= DATASET RECORDS =
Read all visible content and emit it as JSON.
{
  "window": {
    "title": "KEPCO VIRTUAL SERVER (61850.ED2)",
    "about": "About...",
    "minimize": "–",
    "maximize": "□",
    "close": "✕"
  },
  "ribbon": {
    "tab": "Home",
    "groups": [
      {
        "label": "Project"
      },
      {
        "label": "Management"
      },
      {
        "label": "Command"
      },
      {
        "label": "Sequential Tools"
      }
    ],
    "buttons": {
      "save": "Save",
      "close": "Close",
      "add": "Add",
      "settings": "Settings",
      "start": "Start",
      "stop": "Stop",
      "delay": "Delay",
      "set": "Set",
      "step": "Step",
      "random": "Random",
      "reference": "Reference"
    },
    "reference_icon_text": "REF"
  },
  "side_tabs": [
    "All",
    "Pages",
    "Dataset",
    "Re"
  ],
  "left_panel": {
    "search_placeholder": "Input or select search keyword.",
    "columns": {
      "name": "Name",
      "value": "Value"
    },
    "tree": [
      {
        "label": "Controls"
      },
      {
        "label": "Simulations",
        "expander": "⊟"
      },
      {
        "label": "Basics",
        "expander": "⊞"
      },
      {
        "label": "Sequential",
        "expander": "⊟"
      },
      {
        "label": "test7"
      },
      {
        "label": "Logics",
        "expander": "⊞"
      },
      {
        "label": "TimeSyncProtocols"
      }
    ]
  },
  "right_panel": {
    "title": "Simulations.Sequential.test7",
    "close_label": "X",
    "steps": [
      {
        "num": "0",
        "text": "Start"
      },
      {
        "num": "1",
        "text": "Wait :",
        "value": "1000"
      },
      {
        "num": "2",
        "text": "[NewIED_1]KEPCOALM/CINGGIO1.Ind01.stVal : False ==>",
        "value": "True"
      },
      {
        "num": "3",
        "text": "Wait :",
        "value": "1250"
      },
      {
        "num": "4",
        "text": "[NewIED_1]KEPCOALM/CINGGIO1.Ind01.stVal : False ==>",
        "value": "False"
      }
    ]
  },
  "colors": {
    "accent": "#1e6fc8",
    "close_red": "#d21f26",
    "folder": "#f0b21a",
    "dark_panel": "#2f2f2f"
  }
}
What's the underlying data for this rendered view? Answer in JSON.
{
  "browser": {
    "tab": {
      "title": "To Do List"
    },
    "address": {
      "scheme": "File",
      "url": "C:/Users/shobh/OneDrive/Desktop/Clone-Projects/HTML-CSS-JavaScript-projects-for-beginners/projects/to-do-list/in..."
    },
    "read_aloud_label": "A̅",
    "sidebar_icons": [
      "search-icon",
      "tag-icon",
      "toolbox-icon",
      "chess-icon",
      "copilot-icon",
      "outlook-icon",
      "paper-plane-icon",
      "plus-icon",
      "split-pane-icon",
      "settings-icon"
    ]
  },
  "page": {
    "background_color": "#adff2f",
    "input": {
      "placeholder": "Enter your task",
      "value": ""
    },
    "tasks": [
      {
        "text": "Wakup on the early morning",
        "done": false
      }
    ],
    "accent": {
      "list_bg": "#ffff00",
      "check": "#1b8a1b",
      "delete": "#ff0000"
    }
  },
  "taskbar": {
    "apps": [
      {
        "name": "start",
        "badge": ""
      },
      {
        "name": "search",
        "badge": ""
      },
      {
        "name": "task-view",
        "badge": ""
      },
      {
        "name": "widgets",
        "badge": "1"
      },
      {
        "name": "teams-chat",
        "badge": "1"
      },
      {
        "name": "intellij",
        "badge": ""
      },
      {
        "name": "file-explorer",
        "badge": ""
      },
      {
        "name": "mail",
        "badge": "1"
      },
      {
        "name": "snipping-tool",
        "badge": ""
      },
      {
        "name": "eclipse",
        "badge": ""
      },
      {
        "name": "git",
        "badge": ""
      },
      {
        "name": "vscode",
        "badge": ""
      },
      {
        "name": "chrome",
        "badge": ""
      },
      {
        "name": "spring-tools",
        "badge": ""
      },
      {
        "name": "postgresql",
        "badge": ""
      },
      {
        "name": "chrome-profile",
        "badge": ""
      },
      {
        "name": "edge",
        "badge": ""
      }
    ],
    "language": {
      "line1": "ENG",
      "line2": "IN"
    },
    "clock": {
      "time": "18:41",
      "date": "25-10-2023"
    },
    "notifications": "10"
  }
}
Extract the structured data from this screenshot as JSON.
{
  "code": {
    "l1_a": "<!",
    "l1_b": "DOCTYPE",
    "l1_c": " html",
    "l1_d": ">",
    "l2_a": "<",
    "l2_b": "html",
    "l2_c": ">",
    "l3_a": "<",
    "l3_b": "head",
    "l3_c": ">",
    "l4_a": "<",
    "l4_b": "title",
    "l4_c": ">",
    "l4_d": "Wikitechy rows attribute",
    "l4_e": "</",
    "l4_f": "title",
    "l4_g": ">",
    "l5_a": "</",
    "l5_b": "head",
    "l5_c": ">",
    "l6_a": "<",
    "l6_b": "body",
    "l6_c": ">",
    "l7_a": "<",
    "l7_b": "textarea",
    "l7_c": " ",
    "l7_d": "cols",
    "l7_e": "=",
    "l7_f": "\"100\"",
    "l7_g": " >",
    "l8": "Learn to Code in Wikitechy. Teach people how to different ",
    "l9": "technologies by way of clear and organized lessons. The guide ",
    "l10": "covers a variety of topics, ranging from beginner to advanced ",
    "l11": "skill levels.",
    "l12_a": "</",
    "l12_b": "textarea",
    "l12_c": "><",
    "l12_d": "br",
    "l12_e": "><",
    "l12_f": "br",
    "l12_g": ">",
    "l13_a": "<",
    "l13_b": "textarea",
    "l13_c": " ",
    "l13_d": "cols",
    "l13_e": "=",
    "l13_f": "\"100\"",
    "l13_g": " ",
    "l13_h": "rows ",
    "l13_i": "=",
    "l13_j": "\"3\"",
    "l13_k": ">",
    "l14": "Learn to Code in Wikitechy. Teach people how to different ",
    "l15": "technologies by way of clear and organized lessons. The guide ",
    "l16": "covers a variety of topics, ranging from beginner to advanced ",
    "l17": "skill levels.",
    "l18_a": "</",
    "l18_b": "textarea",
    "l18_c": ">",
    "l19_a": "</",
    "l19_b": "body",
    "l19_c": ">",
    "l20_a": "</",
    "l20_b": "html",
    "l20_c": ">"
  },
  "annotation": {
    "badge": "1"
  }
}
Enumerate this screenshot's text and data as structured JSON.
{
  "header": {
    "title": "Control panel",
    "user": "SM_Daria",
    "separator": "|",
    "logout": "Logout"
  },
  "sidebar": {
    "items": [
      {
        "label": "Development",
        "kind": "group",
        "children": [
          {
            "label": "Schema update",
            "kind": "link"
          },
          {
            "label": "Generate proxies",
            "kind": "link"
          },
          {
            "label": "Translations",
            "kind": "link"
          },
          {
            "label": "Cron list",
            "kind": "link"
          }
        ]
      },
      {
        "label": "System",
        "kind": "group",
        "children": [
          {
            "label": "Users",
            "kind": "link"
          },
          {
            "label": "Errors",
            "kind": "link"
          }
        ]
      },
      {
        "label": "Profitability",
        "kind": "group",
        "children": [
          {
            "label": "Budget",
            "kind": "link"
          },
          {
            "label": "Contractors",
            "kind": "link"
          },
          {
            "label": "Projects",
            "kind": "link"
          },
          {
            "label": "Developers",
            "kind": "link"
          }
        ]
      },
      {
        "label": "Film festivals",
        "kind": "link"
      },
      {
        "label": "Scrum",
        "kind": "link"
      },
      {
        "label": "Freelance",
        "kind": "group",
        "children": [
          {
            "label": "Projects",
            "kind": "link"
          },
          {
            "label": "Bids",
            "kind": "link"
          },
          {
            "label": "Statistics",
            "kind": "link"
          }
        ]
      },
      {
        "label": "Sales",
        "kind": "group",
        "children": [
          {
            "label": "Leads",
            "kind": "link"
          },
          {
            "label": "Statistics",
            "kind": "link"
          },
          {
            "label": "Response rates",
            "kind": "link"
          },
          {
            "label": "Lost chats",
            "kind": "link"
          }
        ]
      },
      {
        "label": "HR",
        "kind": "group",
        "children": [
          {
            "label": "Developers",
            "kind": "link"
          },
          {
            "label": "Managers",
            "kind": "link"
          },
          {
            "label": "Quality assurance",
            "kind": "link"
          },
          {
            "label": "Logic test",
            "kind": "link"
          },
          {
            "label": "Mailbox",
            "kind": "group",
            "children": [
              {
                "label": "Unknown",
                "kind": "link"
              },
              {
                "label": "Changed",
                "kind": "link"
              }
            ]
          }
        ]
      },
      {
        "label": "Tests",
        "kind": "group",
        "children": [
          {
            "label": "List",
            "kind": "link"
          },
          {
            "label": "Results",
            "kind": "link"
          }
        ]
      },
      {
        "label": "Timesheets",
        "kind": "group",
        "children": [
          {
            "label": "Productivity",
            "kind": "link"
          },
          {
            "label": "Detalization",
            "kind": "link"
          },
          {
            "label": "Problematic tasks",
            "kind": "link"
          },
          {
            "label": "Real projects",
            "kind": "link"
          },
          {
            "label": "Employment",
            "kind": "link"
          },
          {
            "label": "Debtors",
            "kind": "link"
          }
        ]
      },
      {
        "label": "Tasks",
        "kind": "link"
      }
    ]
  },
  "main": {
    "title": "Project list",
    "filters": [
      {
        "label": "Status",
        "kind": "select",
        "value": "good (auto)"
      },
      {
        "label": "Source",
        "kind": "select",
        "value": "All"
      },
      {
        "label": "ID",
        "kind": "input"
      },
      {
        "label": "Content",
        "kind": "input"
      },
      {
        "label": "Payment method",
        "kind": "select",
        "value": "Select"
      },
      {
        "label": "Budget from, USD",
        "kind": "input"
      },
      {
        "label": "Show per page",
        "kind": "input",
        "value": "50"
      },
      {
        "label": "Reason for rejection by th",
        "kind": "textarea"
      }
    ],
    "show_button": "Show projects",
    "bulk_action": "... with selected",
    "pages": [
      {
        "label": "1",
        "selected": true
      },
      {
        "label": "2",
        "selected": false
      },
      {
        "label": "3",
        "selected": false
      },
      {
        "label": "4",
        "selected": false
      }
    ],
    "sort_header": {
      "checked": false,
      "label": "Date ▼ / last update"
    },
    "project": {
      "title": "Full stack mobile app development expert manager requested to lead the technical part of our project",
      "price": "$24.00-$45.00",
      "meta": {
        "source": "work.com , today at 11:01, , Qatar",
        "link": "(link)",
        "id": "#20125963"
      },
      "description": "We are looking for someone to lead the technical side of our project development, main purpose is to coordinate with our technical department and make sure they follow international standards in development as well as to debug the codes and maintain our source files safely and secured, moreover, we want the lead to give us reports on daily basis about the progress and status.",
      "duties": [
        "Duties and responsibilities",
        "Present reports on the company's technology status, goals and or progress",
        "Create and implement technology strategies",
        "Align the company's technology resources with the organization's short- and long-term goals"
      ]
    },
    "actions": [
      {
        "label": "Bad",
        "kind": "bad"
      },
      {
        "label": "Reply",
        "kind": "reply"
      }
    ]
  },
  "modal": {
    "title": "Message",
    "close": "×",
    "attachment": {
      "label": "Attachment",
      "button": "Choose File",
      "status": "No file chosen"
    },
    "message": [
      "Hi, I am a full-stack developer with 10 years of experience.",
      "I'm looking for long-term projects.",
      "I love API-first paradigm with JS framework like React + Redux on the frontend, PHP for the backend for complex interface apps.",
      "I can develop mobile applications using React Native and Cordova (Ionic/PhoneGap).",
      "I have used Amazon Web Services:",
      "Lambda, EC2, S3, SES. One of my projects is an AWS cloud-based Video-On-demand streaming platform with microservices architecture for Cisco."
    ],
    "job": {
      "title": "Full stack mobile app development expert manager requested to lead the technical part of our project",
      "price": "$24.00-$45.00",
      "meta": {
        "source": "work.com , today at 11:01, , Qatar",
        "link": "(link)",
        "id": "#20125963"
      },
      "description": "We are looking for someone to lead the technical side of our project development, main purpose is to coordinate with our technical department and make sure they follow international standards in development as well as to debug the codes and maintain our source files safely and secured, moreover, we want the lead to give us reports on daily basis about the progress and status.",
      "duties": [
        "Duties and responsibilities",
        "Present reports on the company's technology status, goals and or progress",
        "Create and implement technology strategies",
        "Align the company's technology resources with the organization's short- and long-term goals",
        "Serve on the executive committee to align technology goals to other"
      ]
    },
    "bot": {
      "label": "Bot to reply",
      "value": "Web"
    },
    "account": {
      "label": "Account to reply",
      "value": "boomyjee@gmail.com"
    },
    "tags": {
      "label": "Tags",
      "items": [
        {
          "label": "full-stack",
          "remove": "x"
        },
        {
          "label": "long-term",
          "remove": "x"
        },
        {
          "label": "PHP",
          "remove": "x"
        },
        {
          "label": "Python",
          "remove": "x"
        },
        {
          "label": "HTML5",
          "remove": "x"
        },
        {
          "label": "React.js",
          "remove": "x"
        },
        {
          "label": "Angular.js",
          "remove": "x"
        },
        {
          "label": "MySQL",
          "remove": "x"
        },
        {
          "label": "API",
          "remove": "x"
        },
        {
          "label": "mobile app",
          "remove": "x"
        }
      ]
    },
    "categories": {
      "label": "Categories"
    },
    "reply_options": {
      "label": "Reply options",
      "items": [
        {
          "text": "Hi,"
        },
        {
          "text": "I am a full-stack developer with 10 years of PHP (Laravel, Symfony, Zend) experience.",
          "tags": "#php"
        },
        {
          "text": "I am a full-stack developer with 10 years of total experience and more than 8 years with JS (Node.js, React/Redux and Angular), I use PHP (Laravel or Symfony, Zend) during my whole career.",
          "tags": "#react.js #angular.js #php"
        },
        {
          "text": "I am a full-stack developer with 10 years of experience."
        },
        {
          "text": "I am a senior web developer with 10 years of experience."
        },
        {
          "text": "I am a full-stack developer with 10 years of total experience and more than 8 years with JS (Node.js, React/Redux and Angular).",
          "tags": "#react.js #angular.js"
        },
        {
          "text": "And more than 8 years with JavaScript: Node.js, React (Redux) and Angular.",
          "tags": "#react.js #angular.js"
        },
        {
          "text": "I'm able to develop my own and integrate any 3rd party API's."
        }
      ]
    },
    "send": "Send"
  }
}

= SHORT PROBLEM =
Determine how many lines of the listing above hold the word "search". Report that number without anything else.

= RESULT =
3